* begin *

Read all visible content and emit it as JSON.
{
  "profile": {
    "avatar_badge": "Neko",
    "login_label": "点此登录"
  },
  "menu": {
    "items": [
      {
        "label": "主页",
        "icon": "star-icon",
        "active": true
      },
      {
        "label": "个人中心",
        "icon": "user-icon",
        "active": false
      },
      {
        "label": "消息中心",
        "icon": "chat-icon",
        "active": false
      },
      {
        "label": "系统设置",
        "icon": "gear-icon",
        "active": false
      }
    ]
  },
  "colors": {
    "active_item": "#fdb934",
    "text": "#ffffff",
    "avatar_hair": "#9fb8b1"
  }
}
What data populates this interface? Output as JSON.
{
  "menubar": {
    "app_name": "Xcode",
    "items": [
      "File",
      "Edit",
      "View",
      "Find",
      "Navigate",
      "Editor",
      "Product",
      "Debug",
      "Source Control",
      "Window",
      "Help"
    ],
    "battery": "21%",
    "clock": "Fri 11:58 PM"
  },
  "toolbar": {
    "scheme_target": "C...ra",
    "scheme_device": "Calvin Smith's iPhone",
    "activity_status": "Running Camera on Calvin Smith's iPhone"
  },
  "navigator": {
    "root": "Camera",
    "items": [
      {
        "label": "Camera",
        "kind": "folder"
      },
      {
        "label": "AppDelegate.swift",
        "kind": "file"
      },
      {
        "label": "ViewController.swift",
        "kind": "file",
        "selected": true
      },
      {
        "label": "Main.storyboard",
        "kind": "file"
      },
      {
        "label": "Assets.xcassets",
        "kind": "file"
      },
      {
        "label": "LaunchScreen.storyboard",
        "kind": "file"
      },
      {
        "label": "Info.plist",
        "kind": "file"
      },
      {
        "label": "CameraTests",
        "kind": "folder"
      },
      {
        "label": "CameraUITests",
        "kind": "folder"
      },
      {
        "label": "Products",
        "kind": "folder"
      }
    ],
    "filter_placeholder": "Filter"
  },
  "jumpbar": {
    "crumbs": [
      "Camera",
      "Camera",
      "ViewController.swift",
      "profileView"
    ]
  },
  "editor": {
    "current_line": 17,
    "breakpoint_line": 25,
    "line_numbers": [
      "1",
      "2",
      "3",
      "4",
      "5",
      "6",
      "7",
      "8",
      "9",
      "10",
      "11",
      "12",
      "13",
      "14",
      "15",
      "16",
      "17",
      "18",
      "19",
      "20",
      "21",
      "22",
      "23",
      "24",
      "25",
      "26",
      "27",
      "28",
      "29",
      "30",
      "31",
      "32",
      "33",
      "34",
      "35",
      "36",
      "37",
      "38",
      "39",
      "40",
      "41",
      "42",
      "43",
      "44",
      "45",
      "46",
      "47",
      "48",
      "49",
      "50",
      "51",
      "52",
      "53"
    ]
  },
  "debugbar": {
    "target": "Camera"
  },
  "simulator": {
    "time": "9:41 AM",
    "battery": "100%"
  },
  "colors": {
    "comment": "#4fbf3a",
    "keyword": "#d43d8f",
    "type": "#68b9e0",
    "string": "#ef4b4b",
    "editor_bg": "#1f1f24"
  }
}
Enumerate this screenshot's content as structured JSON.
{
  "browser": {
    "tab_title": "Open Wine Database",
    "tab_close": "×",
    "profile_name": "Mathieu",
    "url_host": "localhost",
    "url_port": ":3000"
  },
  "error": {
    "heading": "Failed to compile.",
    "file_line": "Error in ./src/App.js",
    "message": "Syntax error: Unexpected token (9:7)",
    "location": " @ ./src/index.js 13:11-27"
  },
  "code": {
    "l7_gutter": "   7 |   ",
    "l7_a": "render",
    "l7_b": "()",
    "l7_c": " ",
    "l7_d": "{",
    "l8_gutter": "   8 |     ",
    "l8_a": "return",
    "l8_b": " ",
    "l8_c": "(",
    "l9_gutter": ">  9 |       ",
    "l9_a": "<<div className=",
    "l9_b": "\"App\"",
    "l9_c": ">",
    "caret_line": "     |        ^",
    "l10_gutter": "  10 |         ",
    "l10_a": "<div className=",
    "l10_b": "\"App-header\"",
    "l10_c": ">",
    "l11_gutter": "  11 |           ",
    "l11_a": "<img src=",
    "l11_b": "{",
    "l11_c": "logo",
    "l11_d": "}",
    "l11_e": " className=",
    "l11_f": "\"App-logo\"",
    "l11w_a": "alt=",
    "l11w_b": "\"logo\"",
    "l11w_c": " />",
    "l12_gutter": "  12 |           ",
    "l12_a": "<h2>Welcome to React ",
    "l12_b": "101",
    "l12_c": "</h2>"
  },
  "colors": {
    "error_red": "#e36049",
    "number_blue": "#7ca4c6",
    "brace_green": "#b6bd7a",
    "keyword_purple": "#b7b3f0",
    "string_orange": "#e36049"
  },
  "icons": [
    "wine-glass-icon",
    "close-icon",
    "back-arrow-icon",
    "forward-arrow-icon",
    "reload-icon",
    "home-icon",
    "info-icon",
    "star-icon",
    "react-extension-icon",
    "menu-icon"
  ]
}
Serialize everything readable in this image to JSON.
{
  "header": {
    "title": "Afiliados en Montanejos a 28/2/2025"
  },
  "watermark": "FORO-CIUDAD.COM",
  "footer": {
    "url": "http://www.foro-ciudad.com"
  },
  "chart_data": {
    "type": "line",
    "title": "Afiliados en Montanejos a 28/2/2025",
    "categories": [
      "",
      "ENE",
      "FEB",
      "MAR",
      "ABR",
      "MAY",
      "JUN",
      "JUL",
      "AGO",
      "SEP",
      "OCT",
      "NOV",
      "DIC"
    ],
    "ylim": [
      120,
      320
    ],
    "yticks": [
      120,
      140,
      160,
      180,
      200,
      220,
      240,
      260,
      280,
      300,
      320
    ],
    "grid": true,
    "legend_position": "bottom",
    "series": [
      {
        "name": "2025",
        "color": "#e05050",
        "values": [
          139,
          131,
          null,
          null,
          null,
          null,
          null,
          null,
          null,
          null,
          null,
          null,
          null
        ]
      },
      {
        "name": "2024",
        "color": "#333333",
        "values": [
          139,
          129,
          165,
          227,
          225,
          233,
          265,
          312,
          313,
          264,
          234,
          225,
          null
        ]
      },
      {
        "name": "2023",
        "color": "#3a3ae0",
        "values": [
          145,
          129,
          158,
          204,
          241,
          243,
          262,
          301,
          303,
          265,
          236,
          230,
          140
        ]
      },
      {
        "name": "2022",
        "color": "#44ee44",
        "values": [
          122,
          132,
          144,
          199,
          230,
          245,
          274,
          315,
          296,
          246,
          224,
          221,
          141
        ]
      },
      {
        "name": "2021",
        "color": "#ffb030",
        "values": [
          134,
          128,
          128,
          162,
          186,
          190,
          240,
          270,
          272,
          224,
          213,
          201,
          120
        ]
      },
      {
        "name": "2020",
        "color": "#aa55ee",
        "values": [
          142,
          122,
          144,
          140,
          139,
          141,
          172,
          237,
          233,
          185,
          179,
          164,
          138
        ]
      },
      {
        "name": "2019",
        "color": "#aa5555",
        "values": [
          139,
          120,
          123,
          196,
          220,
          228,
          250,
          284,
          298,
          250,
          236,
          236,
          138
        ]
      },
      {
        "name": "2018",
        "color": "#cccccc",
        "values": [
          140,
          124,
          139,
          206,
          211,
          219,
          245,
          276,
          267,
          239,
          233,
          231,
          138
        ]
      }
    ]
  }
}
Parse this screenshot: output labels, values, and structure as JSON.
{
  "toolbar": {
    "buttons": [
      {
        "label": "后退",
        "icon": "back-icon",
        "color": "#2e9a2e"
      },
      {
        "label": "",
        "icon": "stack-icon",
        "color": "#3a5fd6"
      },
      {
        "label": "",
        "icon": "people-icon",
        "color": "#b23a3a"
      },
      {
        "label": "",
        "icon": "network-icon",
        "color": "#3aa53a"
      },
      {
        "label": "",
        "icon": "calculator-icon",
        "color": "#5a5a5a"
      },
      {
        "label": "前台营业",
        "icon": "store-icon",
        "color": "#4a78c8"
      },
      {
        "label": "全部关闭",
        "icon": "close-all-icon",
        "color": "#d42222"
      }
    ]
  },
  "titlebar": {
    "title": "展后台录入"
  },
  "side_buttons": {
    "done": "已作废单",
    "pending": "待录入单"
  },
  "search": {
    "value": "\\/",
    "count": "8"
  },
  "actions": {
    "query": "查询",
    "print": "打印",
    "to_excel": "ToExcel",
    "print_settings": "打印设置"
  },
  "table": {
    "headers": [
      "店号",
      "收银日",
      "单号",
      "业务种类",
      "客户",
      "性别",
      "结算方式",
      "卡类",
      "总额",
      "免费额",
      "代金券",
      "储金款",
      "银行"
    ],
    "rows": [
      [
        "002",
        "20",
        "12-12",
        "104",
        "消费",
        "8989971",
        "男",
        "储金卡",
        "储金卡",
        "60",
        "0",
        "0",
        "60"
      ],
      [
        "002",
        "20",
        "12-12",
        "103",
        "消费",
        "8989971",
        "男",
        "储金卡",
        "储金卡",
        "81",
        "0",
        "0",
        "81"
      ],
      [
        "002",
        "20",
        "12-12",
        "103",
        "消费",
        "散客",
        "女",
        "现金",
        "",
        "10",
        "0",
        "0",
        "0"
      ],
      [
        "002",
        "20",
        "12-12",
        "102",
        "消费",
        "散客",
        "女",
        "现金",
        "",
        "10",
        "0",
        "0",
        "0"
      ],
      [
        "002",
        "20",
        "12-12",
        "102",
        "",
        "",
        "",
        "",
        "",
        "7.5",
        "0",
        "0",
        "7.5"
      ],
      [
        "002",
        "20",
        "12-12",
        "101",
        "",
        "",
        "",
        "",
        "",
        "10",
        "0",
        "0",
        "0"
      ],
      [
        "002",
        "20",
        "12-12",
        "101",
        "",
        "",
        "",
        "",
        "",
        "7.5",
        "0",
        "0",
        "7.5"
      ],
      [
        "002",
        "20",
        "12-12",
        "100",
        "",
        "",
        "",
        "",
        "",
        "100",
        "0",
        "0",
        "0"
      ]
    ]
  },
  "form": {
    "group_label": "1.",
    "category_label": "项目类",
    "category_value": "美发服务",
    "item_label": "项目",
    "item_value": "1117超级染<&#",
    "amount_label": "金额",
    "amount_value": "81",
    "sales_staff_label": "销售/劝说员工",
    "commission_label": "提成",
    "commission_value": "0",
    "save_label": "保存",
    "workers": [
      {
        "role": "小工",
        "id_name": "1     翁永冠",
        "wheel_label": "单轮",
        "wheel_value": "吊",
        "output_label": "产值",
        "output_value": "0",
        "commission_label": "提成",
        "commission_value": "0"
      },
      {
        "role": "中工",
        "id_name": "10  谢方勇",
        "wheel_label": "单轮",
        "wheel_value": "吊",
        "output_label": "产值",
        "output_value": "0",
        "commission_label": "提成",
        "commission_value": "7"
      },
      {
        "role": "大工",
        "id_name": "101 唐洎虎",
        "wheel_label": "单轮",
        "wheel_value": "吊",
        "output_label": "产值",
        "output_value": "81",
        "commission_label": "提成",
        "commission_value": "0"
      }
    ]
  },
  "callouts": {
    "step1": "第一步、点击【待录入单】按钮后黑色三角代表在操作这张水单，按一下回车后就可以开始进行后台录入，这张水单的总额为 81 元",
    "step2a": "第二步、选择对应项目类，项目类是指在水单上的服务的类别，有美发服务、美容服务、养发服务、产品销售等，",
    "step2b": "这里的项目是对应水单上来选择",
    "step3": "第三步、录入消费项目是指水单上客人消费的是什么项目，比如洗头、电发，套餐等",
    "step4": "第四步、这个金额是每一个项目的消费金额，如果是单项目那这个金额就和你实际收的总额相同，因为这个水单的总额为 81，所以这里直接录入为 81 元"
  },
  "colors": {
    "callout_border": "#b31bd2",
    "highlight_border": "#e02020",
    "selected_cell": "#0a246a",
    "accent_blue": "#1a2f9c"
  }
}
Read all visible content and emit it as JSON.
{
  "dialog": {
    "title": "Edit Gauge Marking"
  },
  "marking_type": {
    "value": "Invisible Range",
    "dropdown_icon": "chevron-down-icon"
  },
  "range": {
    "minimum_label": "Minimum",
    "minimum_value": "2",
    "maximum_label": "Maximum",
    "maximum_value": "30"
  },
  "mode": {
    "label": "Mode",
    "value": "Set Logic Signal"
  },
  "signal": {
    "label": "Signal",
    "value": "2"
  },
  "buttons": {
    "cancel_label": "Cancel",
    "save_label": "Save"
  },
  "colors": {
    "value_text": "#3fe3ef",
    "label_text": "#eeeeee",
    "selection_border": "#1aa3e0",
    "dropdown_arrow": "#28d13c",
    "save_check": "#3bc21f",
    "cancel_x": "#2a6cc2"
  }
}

* end *

* Your instructions
Set out every line from the material that contains the string "this".

* Task response
What data populates this interface? Output as JSON.
Enumerate this screenshot's content as structured JSON.
Serialize everything readable in this image to JSON.
Parse this screenshot: output labels, values, and structure as JSON.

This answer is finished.